# Start of Data rows

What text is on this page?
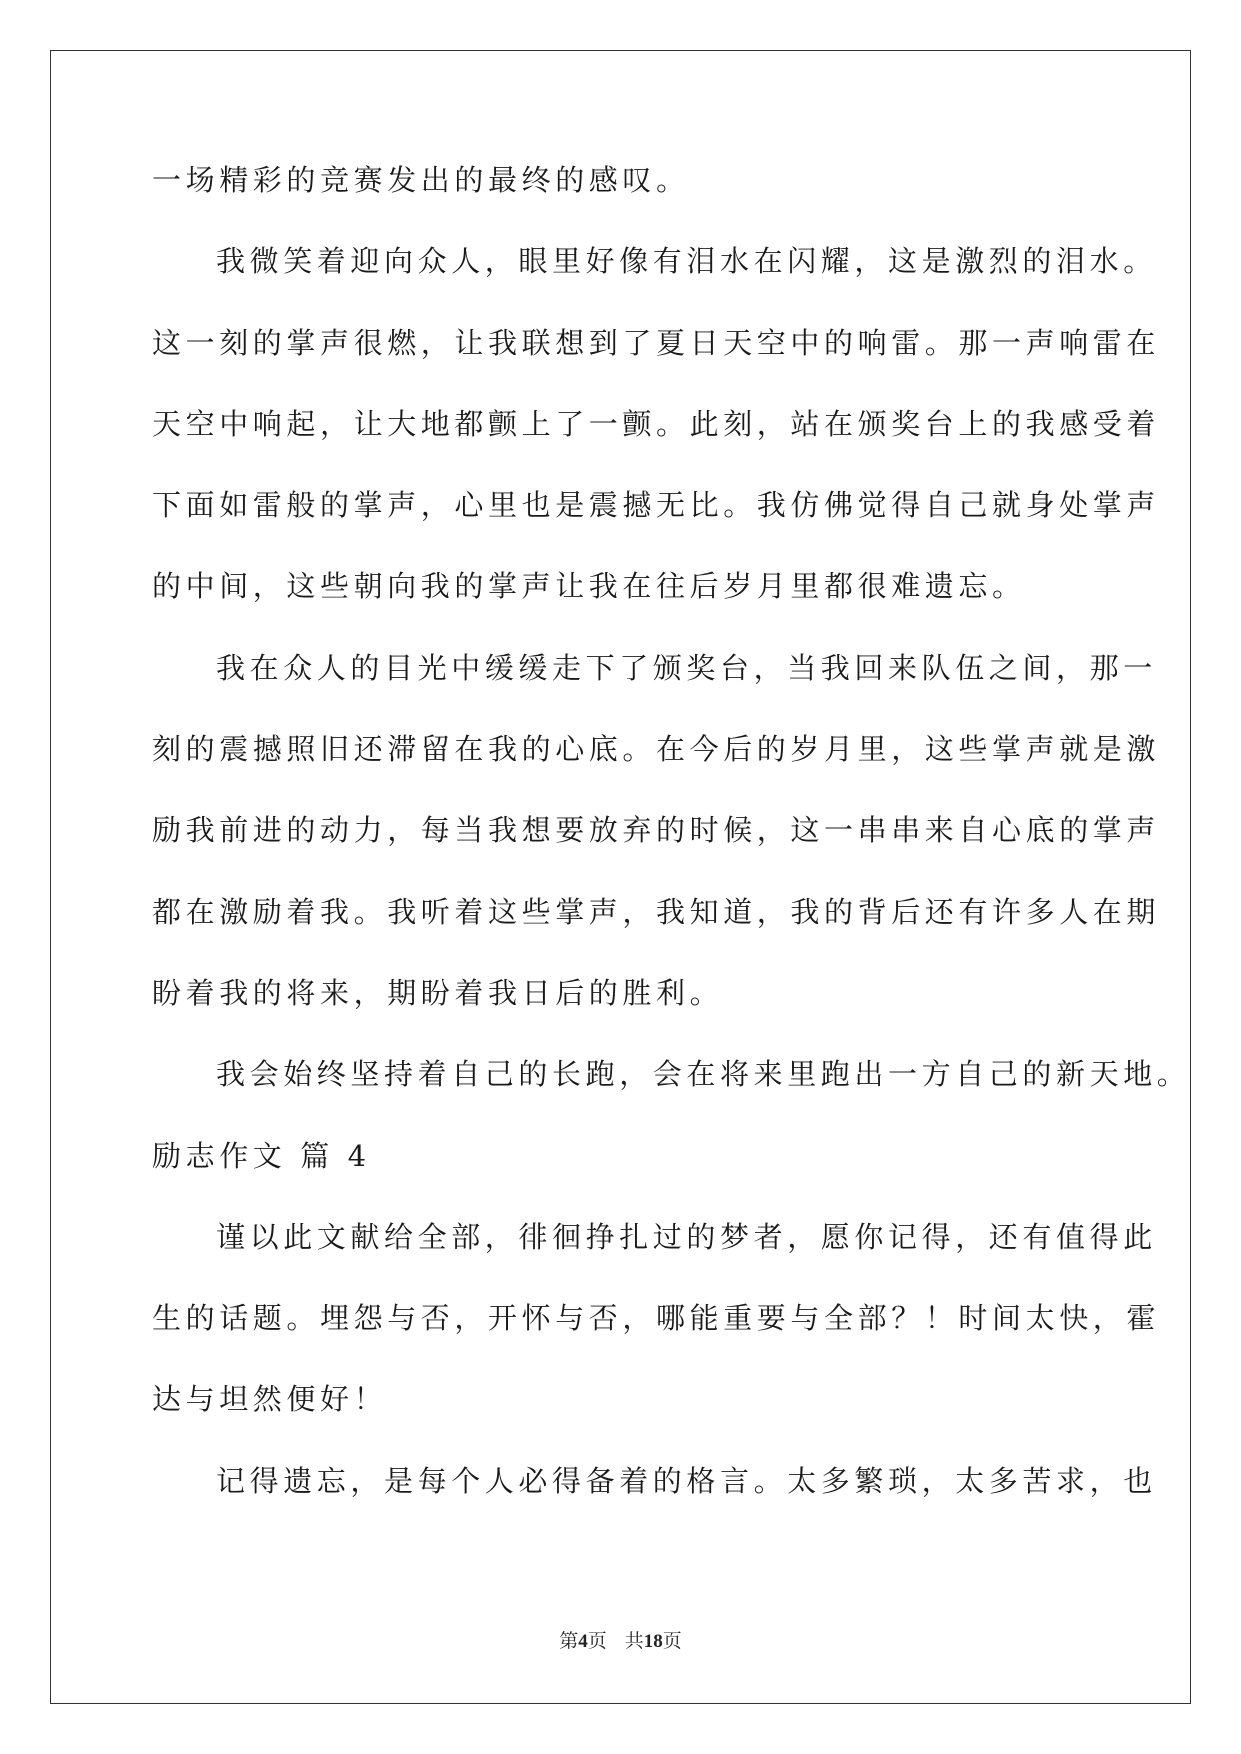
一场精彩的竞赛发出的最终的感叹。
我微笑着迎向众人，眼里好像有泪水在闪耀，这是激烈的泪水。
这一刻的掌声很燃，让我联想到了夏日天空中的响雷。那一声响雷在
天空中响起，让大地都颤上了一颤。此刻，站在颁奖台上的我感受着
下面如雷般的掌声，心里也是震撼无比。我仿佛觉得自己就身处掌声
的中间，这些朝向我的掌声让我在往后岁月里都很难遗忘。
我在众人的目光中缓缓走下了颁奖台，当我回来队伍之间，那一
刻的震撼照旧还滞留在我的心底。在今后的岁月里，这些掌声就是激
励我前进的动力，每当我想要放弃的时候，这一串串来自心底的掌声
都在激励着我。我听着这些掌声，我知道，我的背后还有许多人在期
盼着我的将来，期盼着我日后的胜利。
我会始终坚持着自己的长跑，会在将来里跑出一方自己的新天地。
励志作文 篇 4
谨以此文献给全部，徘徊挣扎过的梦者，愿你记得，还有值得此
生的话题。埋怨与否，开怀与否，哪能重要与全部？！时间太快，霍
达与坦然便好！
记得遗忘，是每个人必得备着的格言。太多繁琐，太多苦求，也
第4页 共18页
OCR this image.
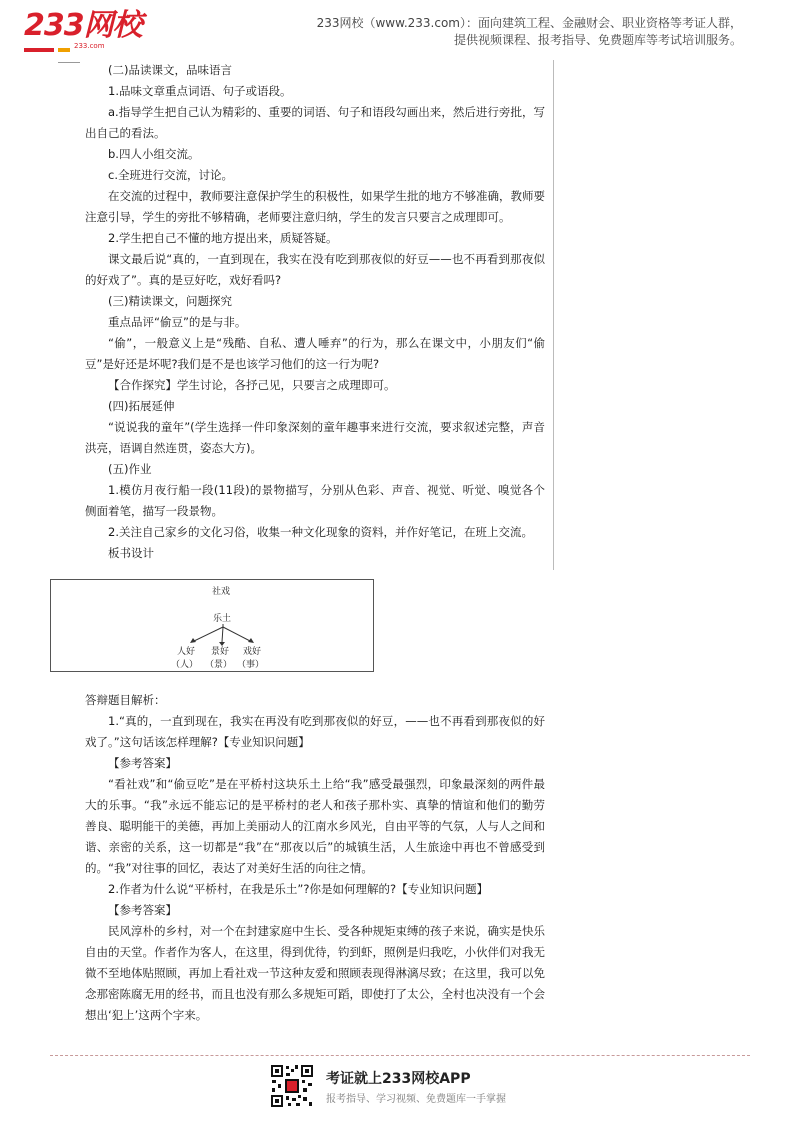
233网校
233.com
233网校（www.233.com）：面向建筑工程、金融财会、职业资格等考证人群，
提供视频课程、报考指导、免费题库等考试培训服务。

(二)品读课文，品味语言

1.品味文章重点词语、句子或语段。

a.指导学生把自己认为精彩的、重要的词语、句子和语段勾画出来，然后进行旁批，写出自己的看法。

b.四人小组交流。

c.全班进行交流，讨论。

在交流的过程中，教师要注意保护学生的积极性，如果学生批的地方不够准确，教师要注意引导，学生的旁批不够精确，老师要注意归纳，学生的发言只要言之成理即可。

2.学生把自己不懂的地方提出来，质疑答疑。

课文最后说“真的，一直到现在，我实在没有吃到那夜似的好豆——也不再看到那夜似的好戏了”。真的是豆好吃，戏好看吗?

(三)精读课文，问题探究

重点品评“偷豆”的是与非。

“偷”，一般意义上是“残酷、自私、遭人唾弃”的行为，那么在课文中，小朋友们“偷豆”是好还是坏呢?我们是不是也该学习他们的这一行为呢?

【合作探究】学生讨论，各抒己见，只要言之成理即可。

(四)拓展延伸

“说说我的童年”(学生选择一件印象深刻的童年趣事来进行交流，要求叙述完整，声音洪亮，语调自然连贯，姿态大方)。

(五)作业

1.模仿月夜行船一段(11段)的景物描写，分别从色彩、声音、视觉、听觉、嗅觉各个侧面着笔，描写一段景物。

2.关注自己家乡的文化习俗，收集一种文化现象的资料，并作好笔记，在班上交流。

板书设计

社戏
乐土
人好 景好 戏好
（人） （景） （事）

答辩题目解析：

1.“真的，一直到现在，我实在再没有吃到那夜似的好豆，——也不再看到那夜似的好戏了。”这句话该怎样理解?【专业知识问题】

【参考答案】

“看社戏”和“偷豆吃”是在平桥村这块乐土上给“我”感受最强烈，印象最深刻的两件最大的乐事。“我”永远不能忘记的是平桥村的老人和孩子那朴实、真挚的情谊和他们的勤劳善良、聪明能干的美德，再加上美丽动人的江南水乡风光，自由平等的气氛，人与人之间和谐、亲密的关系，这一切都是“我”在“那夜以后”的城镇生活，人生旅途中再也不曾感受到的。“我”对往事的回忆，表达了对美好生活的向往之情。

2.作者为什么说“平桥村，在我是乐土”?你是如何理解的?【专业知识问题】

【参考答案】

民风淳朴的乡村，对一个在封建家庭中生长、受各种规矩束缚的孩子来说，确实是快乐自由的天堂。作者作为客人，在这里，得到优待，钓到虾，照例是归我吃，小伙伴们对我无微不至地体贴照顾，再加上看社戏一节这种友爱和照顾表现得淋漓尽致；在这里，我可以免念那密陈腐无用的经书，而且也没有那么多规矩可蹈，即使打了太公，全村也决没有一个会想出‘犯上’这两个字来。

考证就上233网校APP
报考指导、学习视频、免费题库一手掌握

# End of Data rows

- _Instruction_: The records above must be transcribed exactly. Pictures are left out of the copy.

- _Response below_:
What text is on this page?
一场精彩的竞赛发出的最终的感叹。
我微笑着迎向众人，眼里好像有泪水在闪耀，这是激烈的泪水。
这一刻的掌声很燃，让我联想到了夏日天空中的响雷。那一声响雷在
天空中响起，让大地都颤上了一颤。此刻，站在颁奖台上的我感受着
下面如雷般的掌声，心里也是震撼无比。我仿佛觉得自己就身处掌声
的中间，这些朝向我的掌声让我在往后岁月里都很难遗忘。
我在众人的目光中缓缓走下了颁奖台，当我回来队伍之间，那一
刻的震撼照旧还滞留在我的心底。在今后的岁月里，这些掌声就是激
励我前进的动力，每当我想要放弃的时候，这一串串来自心底的掌声
都在激励着我。我听着这些掌声，我知道，我的背后还有许多人在期
盼着我的将来，期盼着我日后的胜利。
我会始终坚持着自己的长跑，会在将来里跑出一方自己的新天地。
励志作文 篇 4
谨以此文献给全部，徘徊挣扎过的梦者，愿你记得，还有值得此
生的话题。埋怨与否，开怀与否，哪能重要与全部？！时间太快，霍
达与坦然便好！
记得遗忘，是每个人必得备着的格言。太多繁琐，太多苦求，也
第4页 共18页
OCR this image.
233网校
233.com
233网校（www.233.com）：面向建筑工程、金融财会、职业资格等考证人群，
提供视频课程、报考指导、免费题库等考试培训服务。

(二)品读课文，品味语言

1.品味文章重点词语、句子或语段。

a.指导学生把自己认为精彩的、重要的词语、句子和语段勾画出来，然后进行旁批，写出自己的看法。

b.四人小组交流。

c.全班进行交流，讨论。

在交流的过程中，教师要注意保护学生的积极性，如果学生批的地方不够准确，教师要注意引导，学生的旁批不够精确，老师要注意归纳，学生的发言只要言之成理即可。

2.学生把自己不懂的地方提出来，质疑答疑。

课文最后说“真的，一直到现在，我实在没有吃到那夜似的好豆——也不再看到那夜似的好戏了”。真的是豆好吃，戏好看吗?

(三)精读课文，问题探究

重点品评“偷豆”的是与非。

“偷”，一般意义上是“残酷、自私、遭人唾弃”的行为，那么在课文中，小朋友们“偷豆”是好还是坏呢?我们是不是也该学习他们的这一行为呢?

【合作探究】学生讨论，各抒己见，只要言之成理即可。

(四)拓展延伸

“说说我的童年”(学生选择一件印象深刻的童年趣事来进行交流，要求叙述完整，声音洪亮，语调自然连贯，姿态大方)。

(五)作业

1.模仿月夜行船一段(11段)的景物描写，分别从色彩、声音、视觉、听觉、嗅觉各个侧面着笔，描写一段景物。

2.关注自己家乡的文化习俗，收集一种文化现象的资料，并作好笔记，在班上交流。

板书设计

社戏
乐土
人好 景好 戏好
（人） （景） （事）

答辩题目解析：

1.“真的，一直到现在，我实在再没有吃到那夜似的好豆，——也不再看到那夜似的好戏了。”这句话该怎样理解?【专业知识问题】

【参考答案】

“看社戏”和“偷豆吃”是在平桥村这块乐土上给“我”感受最强烈，印象最深刻的两件最大的乐事。“我”永远不能忘记的是平桥村的老人和孩子那朴实、真挚的情谊和他们的勤劳善良、聪明能干的美德，再加上美丽动人的江南水乡风光，自由平等的气氛，人与人之间和谐、亲密的关系，这一切都是“我”在“那夜以后”的城镇生活，人生旅途中再也不曾感受到的。“我”对往事的回忆，表达了对美好生活的向往之情。

2.作者为什么说“平桥村，在我是乐土”?你是如何理解的?【专业知识问题】

【参考答案】

民风淳朴的乡村，对一个在封建家庭中生长、受各种规矩束缚的孩子来说，确实是快乐自由的天堂。作者作为客人，在这里，得到优待，钓到虾，照例是归我吃，小伙伴们对我无微不至地体贴照顾，再加上看社戏一节这种友爱和照顾表现得淋漓尽致；在这里，我可以免念那密陈腐无用的经书，而且也没有那么多规矩可蹈，即使打了太公，全村也决没有一个会想出‘犯上’这两个字来。

考证就上233网校APP
报考指导、学习视频、免费题库一手掌握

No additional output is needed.